# TASK PROMPT
Output the data below in full, character for character.

# Start of GIVEN ENTRIES

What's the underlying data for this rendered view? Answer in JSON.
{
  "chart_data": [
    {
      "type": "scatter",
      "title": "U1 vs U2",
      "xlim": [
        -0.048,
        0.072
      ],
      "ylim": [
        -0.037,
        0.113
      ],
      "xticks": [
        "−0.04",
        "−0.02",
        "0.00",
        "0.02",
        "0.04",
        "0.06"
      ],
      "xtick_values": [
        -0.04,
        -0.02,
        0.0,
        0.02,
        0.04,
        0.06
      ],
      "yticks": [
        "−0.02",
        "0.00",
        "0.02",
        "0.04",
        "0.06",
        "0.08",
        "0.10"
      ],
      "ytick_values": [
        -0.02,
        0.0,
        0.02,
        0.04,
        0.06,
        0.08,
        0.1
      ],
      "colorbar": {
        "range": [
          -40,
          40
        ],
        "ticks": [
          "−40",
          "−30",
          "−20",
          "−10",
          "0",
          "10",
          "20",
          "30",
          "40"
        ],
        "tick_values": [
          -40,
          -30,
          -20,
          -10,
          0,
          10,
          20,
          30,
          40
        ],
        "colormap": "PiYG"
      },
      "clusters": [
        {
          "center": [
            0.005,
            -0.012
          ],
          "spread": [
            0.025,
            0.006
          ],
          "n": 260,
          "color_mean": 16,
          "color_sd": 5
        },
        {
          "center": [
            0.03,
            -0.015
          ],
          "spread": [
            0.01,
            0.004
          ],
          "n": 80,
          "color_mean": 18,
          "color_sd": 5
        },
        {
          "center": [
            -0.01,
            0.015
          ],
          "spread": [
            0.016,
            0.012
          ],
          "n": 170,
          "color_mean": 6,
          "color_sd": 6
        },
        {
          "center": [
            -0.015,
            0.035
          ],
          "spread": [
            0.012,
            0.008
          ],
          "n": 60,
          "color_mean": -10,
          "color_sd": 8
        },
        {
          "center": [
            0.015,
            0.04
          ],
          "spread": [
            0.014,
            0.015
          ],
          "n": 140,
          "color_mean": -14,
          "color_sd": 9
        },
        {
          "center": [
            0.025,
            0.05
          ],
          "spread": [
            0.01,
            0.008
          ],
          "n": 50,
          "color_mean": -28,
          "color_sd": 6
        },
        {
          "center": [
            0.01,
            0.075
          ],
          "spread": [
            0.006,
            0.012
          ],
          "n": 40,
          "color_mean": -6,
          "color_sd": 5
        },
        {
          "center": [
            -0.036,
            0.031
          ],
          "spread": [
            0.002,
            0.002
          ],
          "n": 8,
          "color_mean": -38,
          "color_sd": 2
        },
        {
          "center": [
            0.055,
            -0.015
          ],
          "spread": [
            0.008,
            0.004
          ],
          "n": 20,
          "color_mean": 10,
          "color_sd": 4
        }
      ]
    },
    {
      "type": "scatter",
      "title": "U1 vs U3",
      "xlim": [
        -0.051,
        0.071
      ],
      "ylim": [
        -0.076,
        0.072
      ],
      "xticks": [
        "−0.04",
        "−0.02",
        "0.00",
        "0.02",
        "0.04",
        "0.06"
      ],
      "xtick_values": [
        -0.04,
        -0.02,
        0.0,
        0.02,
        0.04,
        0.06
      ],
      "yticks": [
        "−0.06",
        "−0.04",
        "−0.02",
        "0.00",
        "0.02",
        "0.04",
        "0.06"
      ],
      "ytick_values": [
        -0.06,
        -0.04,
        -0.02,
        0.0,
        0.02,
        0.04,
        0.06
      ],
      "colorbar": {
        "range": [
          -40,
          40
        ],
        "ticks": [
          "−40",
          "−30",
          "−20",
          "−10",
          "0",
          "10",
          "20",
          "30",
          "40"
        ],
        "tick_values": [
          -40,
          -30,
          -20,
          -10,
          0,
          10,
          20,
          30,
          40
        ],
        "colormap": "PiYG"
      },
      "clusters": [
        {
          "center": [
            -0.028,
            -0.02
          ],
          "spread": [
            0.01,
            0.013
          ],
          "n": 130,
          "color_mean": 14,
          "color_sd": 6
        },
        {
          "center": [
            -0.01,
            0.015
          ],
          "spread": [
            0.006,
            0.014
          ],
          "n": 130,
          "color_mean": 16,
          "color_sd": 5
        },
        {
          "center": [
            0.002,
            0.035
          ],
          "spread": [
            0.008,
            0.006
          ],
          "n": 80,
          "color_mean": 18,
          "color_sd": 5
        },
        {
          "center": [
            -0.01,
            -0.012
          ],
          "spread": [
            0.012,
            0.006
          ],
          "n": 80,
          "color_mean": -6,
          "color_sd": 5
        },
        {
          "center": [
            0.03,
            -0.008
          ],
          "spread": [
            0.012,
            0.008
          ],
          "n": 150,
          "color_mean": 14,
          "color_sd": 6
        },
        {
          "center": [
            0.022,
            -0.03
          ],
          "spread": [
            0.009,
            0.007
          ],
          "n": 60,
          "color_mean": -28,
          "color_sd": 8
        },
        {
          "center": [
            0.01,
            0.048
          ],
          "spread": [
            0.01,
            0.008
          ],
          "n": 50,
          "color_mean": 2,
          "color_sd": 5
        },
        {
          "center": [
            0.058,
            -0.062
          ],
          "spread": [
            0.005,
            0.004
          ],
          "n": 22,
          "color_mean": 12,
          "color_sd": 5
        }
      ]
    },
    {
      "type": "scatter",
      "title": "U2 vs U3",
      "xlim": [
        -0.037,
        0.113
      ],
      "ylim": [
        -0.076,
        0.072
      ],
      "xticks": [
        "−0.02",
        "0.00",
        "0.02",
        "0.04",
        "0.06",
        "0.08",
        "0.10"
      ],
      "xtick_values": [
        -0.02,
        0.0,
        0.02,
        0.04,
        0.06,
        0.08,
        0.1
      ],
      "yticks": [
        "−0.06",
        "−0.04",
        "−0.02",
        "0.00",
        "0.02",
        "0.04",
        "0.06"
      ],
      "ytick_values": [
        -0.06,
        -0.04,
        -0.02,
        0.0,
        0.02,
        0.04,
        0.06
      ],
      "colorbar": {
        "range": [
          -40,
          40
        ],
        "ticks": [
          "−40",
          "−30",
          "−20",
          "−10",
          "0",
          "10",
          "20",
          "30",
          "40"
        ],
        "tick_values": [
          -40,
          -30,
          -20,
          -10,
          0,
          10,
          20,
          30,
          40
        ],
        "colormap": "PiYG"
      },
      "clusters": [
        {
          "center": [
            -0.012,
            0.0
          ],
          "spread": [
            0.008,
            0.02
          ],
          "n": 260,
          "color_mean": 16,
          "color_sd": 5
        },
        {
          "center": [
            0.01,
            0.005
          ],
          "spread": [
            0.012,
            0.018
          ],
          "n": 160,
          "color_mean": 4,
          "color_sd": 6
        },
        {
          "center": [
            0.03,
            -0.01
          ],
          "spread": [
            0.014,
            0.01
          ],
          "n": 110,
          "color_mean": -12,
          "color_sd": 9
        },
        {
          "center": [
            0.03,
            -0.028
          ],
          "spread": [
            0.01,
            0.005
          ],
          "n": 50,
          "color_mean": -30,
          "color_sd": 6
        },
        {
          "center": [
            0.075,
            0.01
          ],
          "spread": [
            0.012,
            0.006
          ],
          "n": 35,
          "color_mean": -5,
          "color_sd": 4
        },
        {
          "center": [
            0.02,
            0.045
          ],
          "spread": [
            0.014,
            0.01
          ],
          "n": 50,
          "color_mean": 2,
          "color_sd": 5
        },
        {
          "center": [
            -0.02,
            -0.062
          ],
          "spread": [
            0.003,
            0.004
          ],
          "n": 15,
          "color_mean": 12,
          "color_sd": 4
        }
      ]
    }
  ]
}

# End of GIVEN ENTRIES

# FULL ANSWER
What's the underlying data for this rendered view? Answer in JSON.
{
  "chart_data": [
    {
      "type": "scatter",
      "title": "U1 vs U2",
      "xlim": [
        -0.048,
        0.072
      ],
      "ylim": [
        -0.037,
        0.113
      ],
      "xticks": [
        "−0.04",
        "−0.02",
        "0.00",
        "0.02",
        "0.04",
        "0.06"
      ],
      "xtick_values": [
        -0.04,
        -0.02,
        0.0,
        0.02,
        0.04,
        0.06
      ],
      "yticks": [
        "−0.02",
        "0.00",
        "0.02",
        "0.04",
        "0.06",
        "0.08",
        "0.10"
      ],
      "ytick_values": [
        -0.02,
        0.0,
        0.02,
        0.04,
        0.06,
        0.08,
        0.1
      ],
      "colorbar": {
        "range": [
          -40,
          40
        ],
        "ticks": [
          "−40",
          "−30",
          "−20",
          "−10",
          "0",
          "10",
          "20",
          "30",
          "40"
        ],
        "tick_values": [
          -40,
          -30,
          -20,
          -10,
          0,
          10,
          20,
          30,
          40
        ],
        "colormap": "PiYG"
      },
      "clusters": [
        {
          "center": [
            0.005,
            -0.012
          ],
          "spread": [
            0.025,
            0.006
          ],
          "n": 260,
          "color_mean": 16,
          "color_sd": 5
        },
        {
          "center": [
            0.03,
            -0.015
          ],
          "spread": [
            0.01,
            0.004
          ],
          "n": 80,
          "color_mean": 18,
          "color_sd": 5
        },
        {
          "center": [
            -0.01,
            0.015
          ],
          "spread": [
            0.016,
            0.012
          ],
          "n": 170,
          "color_mean": 6,
          "color_sd": 6
        },
        {
          "center": [
            -0.015,
            0.035
          ],
          "spread": [
            0.012,
            0.008
          ],
          "n": 60,
          "color_mean": -10,
          "color_sd": 8
        },
        {
          "center": [
            0.015,
            0.04
          ],
          "spread": [
            0.014,
            0.015
          ],
          "n": 140,
          "color_mean": -14,
          "color_sd": 9
        },
        {
          "center": [
            0.025,
            0.05
          ],
          "spread": [
            0.01,
            0.008
          ],
          "n": 50,
          "color_mean": -28,
          "color_sd": 6
        },
        {
          "center": [
            0.01,
            0.075
          ],
          "spread": [
            0.006,
            0.012
          ],
          "n": 40,
          "color_mean": -6,
          "color_sd": 5
        },
        {
          "center": [
            -0.036,
            0.031
          ],
          "spread": [
            0.002,
            0.002
          ],
          "n": 8,
          "color_mean": -38,
          "color_sd": 2
        },
        {
          "center": [
            0.055,
            -0.015
          ],
          "spread": [
            0.008,
            0.004
          ],
          "n": 20,
          "color_mean": 10,
          "color_sd": 4
        }
      ]
    },
    {
      "type": "scatter",
      "title": "U1 vs U3",
      "xlim": [
        -0.051,
        0.071
      ],
      "ylim": [
        -0.076,
        0.072
      ],
      "xticks": [
        "−0.04",
        "−0.02",
        "0.00",
        "0.02",
        "0.04",
        "0.06"
      ],
      "xtick_values": [
        -0.04,
        -0.02,
        0.0,
        0.02,
        0.04,
        0.06
      ],
      "yticks": [
        "−0.06",
        "−0.04",
        "−0.02",
        "0.00",
        "0.02",
        "0.04",
        "0.06"
      ],
      "ytick_values": [
        -0.06,
        -0.04,
        -0.02,
        0.0,
        0.02,
        0.04,
        0.06
      ],
      "colorbar": {
        "range": [
          -40,
          40
        ],
        "ticks": [
          "−40",
          "−30",
          "−20",
          "−10",
          "0",
          "10",
          "20",
          "30",
          "40"
        ],
        "tick_values": [
          -40,
          -30,
          -20,
          -10,
          0,
          10,
          20,
          30,
          40
        ],
        "colormap": "PiYG"
      },
      "clusters": [
        {
          "center": [
            -0.028,
            -0.02
          ],
          "spread": [
            0.01,
            0.013
          ],
          "n": 130,
          "color_mean": 14,
          "color_sd": 6
        },
        {
          "center": [
            -0.01,
            0.015
          ],
          "spread": [
            0.006,
            0.014
          ],
          "n": 130,
          "color_mean": 16,
          "color_sd": 5
        },
        {
          "center": [
            0.002,
            0.035
          ],
          "spread": [
            0.008,
            0.006
          ],
          "n": 80,
          "color_mean": 18,
          "color_sd": 5
        },
        {
          "center": [
            -0.01,
            -0.012
          ],
          "spread": [
            0.012,
            0.006
          ],
          "n": 80,
          "color_mean": -6,
          "color_sd": 5
        },
        {
          "center": [
            0.03,
            -0.008
          ],
          "spread": [
            0.012,
            0.008
          ],
          "n": 150,
          "color_mean": 14,
          "color_sd": 6
        },
        {
          "center": [
            0.022,
            -0.03
          ],
          "spread": [
            0.009,
            0.007
          ],
          "n": 60,
          "color_mean": -28,
          "color_sd": 8
        },
        {
          "center": [
            0.01,
            0.048
          ],
          "spread": [
            0.01,
            0.008
          ],
          "n": 50,
          "color_mean": 2,
          "color_sd": 5
        },
        {
          "center": [
            0.058,
            -0.062
          ],
          "spread": [
            0.005,
            0.004
          ],
          "n": 22,
          "color_mean": 12,
          "color_sd": 5
        }
      ]
    },
    {
      "type": "scatter",
      "title": "U2 vs U3",
      "xlim": [
        -0.037,
        0.113
      ],
      "ylim": [
        -0.076,
        0.072
      ],
      "xticks": [
        "−0.02",
        "0.00",
        "0.02",
        "0.04",
        "0.06",
        "0.08",
        "0.10"
      ],
      "xtick_values": [
        -0.02,
        0.0,
        0.02,
        0.04,
        0.06,
        0.08,
        0.1
      ],
      "yticks": [
        "−0.06",
        "−0.04",
        "−0.02",
        "0.00",
        "0.02",
        "0.04",
        "0.06"
      ],
      "ytick_values": [
        -0.06,
        -0.04,
        -0.02,
        0.0,
        0.02,
        0.04,
        0.06
      ],
      "colorbar": {
        "range": [
          -40,
          40
        ],
        "ticks": [
          "−40",
          "−30",
          "−20",
          "−10",
          "0",
          "10",
          "20",
          "30",
          "40"
        ],
        "tick_values": [
          -40,
          -30,
          -20,
          -10,
          0,
          10,
          20,
          30,
          40
        ],
        "colormap": "PiYG"
      },
      "clusters": [
        {
          "center": [
            -0.012,
            0.0
          ],
          "spread": [
            0.008,
            0.02
          ],
          "n": 260,
          "color_mean": 16,
          "color_sd": 5
        },
        {
          "center": [
            0.01,
            0.005
          ],
          "spread": [
            0.012,
            0.018
          ],
          "n": 160,
          "color_mean": 4,
          "color_sd": 6
        },
        {
          "center": [
            0.03,
            -0.01
          ],
          "spread": [
            0.014,
            0.01
          ],
          "n": 110,
          "color_mean": -12,
          "color_sd": 9
        },
        {
          "center": [
            0.03,
            -0.028
          ],
          "spread": [
            0.01,
            0.005
          ],
          "n": 50,
          "color_mean": -30,
          "color_sd": 6
        },
        {
          "center": [
            0.075,
            0.01
          ],
          "spread": [
            0.012,
            0.006
          ],
          "n": 35,
          "color_mean": -5,
          "color_sd": 4
        },
        {
          "center": [
            0.02,
            0.045
          ],
          "spread": [
            0.014,
            0.01
          ],
          "n": 50,
          "color_mean": 2,
          "color_sd": 5
        },
        {
          "center": [
            -0.02,
            -0.062
          ],
          "spread": [
            0.003,
            0.004
          ],
          "n": 15,
          "color_mean": 12,
          "color_sd": 4
        }
      ]
    }
  ]
}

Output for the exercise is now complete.